■ **Instruction**: What follows is a set of entries. Give them again exactly, without the pictures.

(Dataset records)
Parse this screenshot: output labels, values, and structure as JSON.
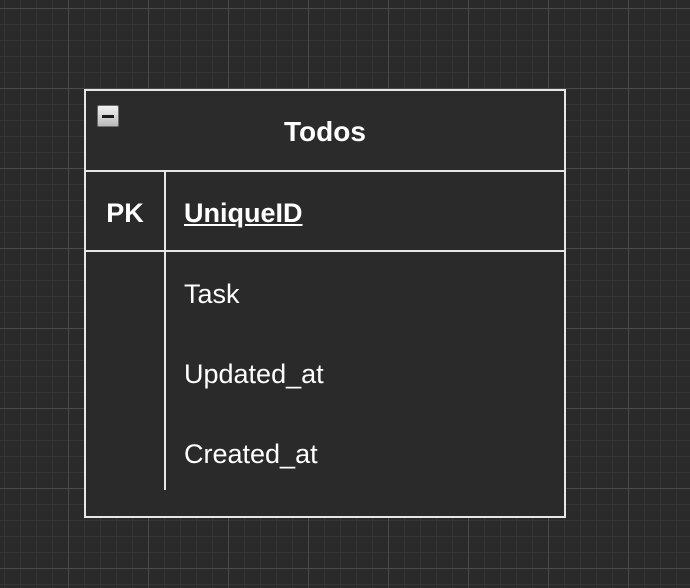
{
  "entity": {
    "title": "Todos",
    "primary_key": {
      "label": "PK",
      "field": "UniqueID"
    },
    "fields": [
      "Task",
      "Updated_at",
      "Created_at"
    ]
  },
  "icons": {
    "collapse": "collapse-minus-icon"
  },
  "colors": {
    "background": "#2a2a2a",
    "border": "#e6e6e6",
    "text": "#ffffff"
  }
}
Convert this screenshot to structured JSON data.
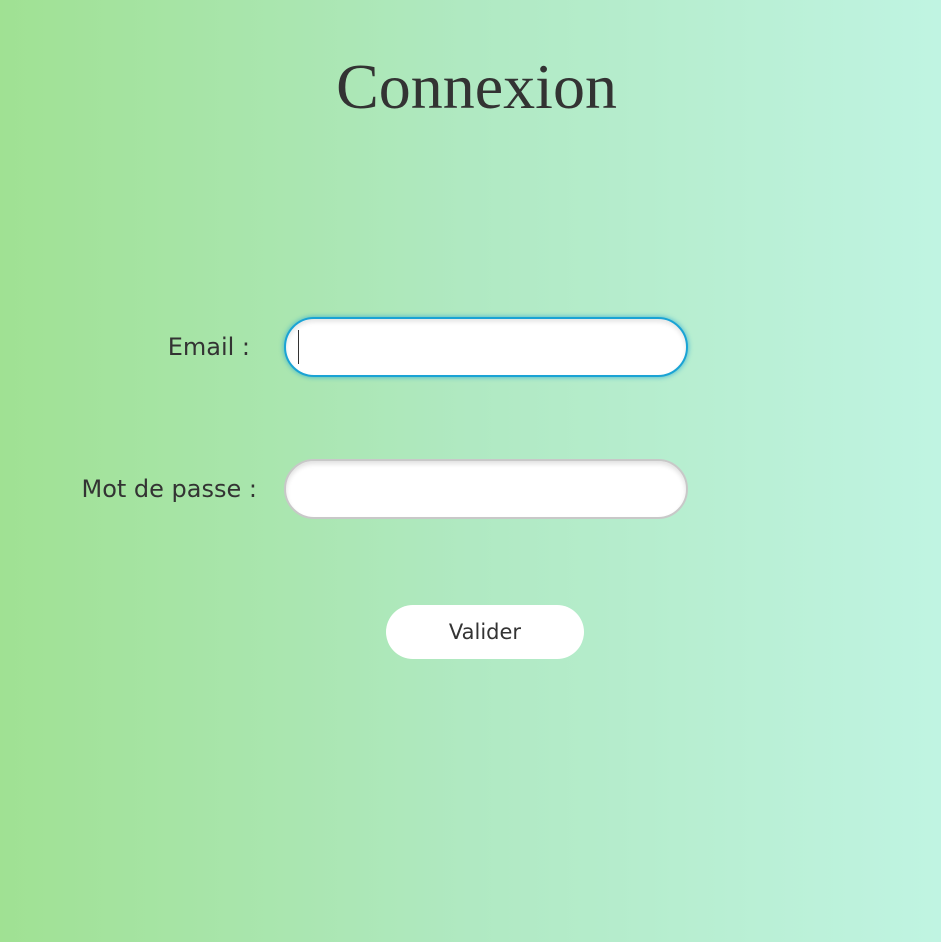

■ **Solution to this task**:
Parse this screenshot: output labels, values, and structure as JSON.
{
  "entity": {
    "title": "Todos",
    "primary_key": {
      "label": "PK",
      "field": "UniqueID"
    },
    "fields": [
      "Task",
      "Updated_at",
      "Created_at"
    ]
  },
  "icons": {
    "collapse": "collapse-minus-icon"
  },
  "colors": {
    "background": "#2a2a2a",
    "border": "#e6e6e6",
    "text": "#ffffff"
  }
}
Convert this screenshot to structured JSON data.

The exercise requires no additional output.